Start

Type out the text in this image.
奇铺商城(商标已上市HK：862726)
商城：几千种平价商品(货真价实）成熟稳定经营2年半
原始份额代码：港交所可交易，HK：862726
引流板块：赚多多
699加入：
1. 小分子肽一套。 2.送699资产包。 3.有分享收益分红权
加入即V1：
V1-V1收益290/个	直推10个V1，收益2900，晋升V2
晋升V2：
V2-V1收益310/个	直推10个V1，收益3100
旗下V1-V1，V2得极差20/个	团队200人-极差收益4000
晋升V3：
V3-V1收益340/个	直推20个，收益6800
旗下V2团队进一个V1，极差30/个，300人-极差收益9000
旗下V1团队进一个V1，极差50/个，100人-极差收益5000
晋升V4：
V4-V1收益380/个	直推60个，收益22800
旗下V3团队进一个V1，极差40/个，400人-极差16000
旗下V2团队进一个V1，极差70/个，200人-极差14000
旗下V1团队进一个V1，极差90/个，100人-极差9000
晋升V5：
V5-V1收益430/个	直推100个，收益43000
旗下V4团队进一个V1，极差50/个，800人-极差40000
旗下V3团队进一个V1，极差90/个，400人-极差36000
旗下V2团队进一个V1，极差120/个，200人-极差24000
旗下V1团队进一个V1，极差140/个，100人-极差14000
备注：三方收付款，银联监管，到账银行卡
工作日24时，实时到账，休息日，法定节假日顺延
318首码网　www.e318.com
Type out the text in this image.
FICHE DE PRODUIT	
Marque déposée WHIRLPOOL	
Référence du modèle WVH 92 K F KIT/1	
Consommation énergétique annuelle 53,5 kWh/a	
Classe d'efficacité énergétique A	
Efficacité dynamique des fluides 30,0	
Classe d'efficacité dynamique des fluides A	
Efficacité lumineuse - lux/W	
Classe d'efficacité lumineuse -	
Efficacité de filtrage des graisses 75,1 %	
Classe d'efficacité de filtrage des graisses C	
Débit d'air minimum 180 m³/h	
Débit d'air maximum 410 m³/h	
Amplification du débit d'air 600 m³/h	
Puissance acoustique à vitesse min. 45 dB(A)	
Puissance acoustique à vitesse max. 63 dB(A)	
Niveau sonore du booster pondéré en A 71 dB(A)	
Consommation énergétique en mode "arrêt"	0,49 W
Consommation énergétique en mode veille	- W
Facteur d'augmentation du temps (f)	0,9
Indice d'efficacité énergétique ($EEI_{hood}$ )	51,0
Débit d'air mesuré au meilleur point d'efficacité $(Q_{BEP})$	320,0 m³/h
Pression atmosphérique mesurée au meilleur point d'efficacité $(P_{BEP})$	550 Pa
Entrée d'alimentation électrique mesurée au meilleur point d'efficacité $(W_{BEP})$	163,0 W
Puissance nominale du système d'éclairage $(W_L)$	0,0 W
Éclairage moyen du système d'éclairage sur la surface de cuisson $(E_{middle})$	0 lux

End

> _WORK REQUIRED_: Transcribe the full listing above without leaving anything out.

> _RESPONSE TO THE EXERCISE_:
Type out the text in this image.
奇铺商城(商标已上市HK：862726)
商城：几千种平价商品(货真价实）成熟稳定经营2年半
原始份额代码：港交所可交易，HK：862726
引流板块：赚多多
699加入：
1. 小分子肽一套。 2.送699资产包。 3.有分享收益分红权
加入即V1：
V1-V1收益290/个	直推10个V1，收益2900，晋升V2
晋升V2：
V2-V1收益310/个	直推10个V1，收益3100
旗下V1-V1，V2得极差20/个	团队200人-极差收益4000
晋升V3：
V3-V1收益340/个	直推20个，收益6800
旗下V2团队进一个V1，极差30/个，300人-极差收益9000
旗下V1团队进一个V1，极差50/个，100人-极差收益5000
晋升V4：
V4-V1收益380/个	直推60个，收益22800
旗下V3团队进一个V1，极差40/个，400人-极差16000
旗下V2团队进一个V1，极差70/个，200人-极差14000
旗下V1团队进一个V1，极差90/个，100人-极差9000
晋升V5：
V5-V1收益430/个	直推100个，收益43000
旗下V4团队进一个V1，极差50/个，800人-极差40000
旗下V3团队进一个V1，极差90/个，400人-极差36000
旗下V2团队进一个V1，极差120/个，200人-极差24000
旗下V1团队进一个V1，极差140/个，100人-极差14000
备注：三方收付款，银联监管，到账银行卡
工作日24时，实时到账，休息日，法定节假日顺延
318首码网　www.e318.com
Type out the text in this image.
FICHE DE PRODUIT	
Marque déposée WHIRLPOOL	
Référence du modèle WVH 92 K F KIT/1	
Consommation énergétique annuelle 53,5 kWh/a	
Classe d'efficacité énergétique A	
Efficacité dynamique des fluides 30,0	
Classe d'efficacité dynamique des fluides A	
Efficacité lumineuse - lux/W	
Classe d'efficacité lumineuse -	
Efficacité de filtrage des graisses 75,1 %	
Classe d'efficacité de filtrage des graisses C	
Débit d'air minimum 180 m³/h	
Débit d'air maximum 410 m³/h	
Amplification du débit d'air 600 m³/h	
Puissance acoustique à vitesse min. 45 dB(A)	
Puissance acoustique à vitesse max. 63 dB(A)	
Niveau sonore du booster pondéré en A 71 dB(A)	
Consommation énergétique en mode "arrêt"	0,49 W
Consommation énergétique en mode veille	- W
Facteur d'augmentation du temps (f)	0,9
Indice d'efficacité énergétique ($EEI_{hood}$ )	51,0
Débit d'air mesuré au meilleur point d'efficacité $(Q_{BEP})$	320,0 m³/h
Pression atmosphérique mesurée au meilleur point d'efficacité $(P_{BEP})$	550 Pa
Entrée d'alimentation électrique mesurée au meilleur point d'efficacité $(W_{BEP})$	163,0 W
Puissance nominale du système d'éclairage $(W_L)$	0,0 W
Éclairage moyen du système d'éclairage sur la surface de cuisson $(E_{middle})$	0 lux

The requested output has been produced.